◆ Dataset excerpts
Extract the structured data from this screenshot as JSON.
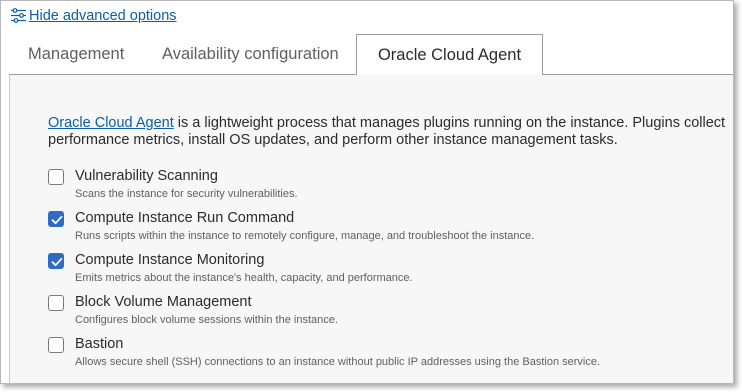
{
  "advanced": {
    "label": "Hide advanced options",
    "icon": "sliders-icon"
  },
  "tabs": [
    {
      "label": "Management",
      "active": false
    },
    {
      "label": "Availability configuration",
      "active": false
    },
    {
      "label": "Oracle Cloud Agent",
      "active": true
    }
  ],
  "intro": {
    "link_text": "Oracle Cloud Agent",
    "text": " is a lightweight process that manages plugins running on the instance. Plugins collect performance metrics, install OS updates, and perform other instance management tasks."
  },
  "plugins": [
    {
      "name": "Vulnerability Scanning",
      "description": "Scans the instance for security vulnerabilities.",
      "checked": false
    },
    {
      "name": "Compute Instance Run Command",
      "description": "Runs scripts within the instance to remotely configure, manage, and troubleshoot the instance.",
      "checked": true
    },
    {
      "name": "Compute Instance Monitoring",
      "description": "Emits metrics about the instance's health, capacity, and performance.",
      "checked": true
    },
    {
      "name": "Block Volume Management",
      "description": "Configures block volume sessions within the instance.",
      "checked": false
    },
    {
      "name": "Bastion",
      "description": "Allows secure shell (SSH) connections to an instance without public IP addresses using the Bastion service.",
      "checked": false
    }
  ],
  "colors": {
    "link": "#0a5fa8",
    "checkbox_checked": "#2f6bc4",
    "panel_bg": "#f7f7f7"
  }
}
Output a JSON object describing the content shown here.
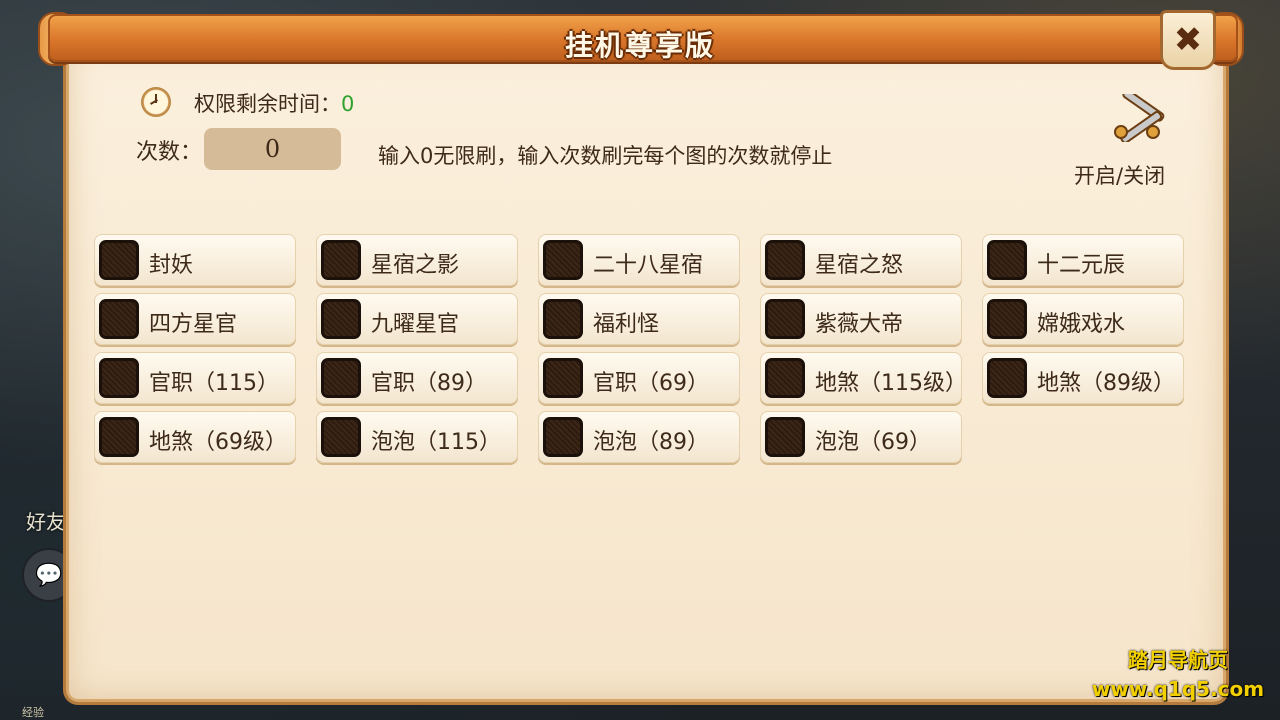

◆ Set problem
In the records above, how many lines contain the word "name"? Give the number alone.

◆ Correct response
5